■ Aim
Copy every line of the data that includes the string "dient".

■ Data shown
- - - - -

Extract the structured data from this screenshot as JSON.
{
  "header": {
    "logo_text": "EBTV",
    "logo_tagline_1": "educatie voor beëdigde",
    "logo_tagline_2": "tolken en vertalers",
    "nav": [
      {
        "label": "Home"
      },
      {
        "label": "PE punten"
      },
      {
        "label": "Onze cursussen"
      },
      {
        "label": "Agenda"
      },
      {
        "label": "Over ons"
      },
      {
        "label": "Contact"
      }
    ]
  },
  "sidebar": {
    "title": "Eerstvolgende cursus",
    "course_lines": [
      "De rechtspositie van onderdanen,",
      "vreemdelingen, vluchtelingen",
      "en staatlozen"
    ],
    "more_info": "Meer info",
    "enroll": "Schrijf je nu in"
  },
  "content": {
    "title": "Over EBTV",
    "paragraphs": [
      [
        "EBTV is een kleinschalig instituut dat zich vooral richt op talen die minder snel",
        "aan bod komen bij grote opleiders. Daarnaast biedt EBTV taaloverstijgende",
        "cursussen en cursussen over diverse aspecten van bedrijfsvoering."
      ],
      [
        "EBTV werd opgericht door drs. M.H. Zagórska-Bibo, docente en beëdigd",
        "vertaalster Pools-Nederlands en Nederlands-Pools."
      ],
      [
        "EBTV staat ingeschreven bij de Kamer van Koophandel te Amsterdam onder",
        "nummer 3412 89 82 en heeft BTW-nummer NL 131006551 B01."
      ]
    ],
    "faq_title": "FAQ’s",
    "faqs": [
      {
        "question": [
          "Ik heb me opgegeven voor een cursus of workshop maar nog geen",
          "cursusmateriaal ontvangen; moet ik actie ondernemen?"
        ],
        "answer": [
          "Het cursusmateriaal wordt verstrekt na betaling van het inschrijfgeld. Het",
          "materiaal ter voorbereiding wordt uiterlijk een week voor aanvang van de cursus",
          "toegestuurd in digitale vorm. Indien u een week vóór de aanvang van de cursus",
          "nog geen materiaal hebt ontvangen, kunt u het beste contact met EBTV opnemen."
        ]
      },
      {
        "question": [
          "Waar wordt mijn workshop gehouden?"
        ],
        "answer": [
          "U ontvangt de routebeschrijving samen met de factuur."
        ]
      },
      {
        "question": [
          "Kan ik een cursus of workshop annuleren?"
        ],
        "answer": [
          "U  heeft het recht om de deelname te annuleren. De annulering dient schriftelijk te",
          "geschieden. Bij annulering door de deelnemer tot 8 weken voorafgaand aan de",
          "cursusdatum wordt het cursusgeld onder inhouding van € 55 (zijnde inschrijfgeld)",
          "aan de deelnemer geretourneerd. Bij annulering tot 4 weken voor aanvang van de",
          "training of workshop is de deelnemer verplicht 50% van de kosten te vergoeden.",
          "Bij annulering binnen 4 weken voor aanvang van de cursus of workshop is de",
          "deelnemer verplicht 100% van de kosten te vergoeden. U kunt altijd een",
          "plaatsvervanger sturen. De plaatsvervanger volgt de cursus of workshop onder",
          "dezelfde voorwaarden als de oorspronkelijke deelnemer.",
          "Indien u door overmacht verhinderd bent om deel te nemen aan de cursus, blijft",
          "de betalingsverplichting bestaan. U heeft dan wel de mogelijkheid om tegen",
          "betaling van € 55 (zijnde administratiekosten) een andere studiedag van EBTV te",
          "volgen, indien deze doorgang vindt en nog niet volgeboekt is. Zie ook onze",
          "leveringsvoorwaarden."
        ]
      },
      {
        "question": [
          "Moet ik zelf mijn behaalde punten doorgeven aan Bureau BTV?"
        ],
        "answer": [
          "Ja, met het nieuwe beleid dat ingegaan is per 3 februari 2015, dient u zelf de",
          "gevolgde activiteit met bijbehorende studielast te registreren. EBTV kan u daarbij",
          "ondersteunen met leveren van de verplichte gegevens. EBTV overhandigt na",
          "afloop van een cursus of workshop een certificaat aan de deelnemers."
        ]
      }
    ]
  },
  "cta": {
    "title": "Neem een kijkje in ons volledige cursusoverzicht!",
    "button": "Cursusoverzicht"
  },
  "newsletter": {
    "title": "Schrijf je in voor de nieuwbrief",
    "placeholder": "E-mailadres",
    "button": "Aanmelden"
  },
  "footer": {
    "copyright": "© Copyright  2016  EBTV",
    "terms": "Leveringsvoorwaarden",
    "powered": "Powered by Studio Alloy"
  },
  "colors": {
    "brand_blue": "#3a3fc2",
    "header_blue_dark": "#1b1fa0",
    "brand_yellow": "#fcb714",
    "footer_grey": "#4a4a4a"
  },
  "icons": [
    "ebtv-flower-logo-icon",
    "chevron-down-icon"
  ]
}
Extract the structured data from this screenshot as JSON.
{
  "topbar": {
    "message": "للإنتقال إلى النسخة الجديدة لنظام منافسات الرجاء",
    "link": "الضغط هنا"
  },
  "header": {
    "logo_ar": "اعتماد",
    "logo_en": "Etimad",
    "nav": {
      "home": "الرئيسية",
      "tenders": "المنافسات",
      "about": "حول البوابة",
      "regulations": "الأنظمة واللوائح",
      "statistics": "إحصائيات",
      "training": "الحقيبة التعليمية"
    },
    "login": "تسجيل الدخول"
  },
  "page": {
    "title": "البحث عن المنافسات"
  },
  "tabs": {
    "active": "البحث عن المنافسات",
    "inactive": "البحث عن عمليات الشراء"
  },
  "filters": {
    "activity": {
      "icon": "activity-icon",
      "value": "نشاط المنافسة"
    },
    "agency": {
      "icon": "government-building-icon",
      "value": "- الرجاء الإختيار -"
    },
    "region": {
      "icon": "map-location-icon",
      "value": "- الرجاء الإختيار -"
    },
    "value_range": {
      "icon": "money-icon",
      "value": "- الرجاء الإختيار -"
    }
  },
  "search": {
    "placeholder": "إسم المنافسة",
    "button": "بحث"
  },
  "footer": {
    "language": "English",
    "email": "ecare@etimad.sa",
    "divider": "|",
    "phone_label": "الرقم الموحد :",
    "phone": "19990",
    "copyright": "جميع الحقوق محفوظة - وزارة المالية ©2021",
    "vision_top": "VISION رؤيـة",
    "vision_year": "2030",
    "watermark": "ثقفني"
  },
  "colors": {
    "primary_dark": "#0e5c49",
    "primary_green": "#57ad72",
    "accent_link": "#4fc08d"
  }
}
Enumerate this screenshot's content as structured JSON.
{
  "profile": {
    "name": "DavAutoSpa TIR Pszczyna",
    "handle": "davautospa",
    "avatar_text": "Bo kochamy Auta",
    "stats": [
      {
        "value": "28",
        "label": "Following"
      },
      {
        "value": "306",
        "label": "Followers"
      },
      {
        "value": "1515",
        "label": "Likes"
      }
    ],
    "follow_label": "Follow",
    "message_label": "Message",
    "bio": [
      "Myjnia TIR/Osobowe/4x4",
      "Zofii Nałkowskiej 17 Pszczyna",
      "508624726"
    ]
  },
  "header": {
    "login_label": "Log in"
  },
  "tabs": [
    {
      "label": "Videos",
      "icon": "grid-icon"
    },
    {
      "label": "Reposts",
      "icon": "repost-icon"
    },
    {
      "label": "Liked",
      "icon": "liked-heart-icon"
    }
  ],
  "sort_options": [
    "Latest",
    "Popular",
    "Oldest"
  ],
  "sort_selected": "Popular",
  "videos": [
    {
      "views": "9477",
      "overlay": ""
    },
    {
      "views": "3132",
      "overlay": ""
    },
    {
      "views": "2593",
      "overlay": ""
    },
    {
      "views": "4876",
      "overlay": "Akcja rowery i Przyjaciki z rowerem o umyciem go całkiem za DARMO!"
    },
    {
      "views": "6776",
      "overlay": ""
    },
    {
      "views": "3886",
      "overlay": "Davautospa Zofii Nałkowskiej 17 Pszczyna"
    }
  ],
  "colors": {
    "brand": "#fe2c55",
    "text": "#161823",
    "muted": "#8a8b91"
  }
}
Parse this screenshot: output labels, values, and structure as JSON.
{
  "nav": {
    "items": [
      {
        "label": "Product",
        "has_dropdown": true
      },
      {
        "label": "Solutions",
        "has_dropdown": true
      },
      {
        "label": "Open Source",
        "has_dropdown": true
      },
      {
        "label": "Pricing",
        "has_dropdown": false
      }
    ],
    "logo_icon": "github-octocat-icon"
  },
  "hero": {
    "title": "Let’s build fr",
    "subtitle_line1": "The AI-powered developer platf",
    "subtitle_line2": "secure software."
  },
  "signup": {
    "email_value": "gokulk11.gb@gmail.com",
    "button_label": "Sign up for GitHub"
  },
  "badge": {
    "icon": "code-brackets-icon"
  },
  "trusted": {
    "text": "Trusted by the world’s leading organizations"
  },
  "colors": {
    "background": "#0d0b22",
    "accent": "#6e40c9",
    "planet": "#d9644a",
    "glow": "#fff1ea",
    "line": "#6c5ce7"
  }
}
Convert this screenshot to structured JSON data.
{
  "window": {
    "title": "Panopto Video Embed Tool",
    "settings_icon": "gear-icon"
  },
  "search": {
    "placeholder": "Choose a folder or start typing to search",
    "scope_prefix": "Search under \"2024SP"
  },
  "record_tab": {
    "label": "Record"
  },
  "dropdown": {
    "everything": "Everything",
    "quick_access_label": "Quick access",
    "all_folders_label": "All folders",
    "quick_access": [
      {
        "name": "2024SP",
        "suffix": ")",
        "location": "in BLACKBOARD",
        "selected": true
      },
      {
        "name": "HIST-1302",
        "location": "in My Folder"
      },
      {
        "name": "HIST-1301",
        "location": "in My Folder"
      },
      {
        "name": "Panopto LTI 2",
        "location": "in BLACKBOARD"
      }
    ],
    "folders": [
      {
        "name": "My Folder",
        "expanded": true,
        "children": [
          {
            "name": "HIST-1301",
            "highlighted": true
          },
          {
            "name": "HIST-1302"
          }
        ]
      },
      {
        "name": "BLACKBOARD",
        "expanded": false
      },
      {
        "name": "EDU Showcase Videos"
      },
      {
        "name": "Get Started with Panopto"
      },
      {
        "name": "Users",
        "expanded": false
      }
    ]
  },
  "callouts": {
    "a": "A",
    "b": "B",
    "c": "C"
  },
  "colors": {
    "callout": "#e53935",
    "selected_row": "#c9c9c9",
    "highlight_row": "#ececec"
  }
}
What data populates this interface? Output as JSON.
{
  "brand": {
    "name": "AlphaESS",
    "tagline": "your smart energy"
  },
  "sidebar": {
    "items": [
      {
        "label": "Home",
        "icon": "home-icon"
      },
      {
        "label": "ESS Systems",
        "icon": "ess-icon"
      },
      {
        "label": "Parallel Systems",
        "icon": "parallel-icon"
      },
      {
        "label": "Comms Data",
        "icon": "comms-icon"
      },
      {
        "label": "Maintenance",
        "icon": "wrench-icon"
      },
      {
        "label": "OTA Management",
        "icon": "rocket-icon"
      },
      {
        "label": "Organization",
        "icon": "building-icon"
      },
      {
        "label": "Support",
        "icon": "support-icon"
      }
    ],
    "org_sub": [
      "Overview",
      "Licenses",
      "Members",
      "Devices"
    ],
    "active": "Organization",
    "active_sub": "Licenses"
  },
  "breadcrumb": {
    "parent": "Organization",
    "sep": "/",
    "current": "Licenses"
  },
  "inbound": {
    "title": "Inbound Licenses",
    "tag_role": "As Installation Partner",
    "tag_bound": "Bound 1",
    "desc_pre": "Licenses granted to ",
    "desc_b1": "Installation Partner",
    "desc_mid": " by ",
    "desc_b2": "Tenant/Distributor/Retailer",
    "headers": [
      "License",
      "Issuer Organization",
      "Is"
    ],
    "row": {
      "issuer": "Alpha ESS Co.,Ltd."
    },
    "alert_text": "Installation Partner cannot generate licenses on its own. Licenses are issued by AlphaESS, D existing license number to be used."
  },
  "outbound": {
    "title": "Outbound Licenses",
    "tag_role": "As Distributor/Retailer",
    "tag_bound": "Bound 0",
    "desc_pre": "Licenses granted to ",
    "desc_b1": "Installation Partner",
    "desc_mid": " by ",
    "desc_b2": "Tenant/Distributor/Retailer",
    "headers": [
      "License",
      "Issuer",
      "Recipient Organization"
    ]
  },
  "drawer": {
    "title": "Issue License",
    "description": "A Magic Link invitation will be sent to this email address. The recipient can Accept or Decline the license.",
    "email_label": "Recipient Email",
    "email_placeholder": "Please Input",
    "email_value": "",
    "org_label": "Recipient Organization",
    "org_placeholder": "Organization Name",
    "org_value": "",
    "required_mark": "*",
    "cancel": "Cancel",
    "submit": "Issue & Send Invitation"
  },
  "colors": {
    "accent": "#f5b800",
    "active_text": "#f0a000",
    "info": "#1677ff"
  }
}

- - - - -

■ Worked answer
          "U  heeft het recht om de deelname te annuleren. De annulering dient schriftelijk te",
          "Ja, met het nieuwe beleid dat ingegaan is per 3 februari 2015, dient u zelf de",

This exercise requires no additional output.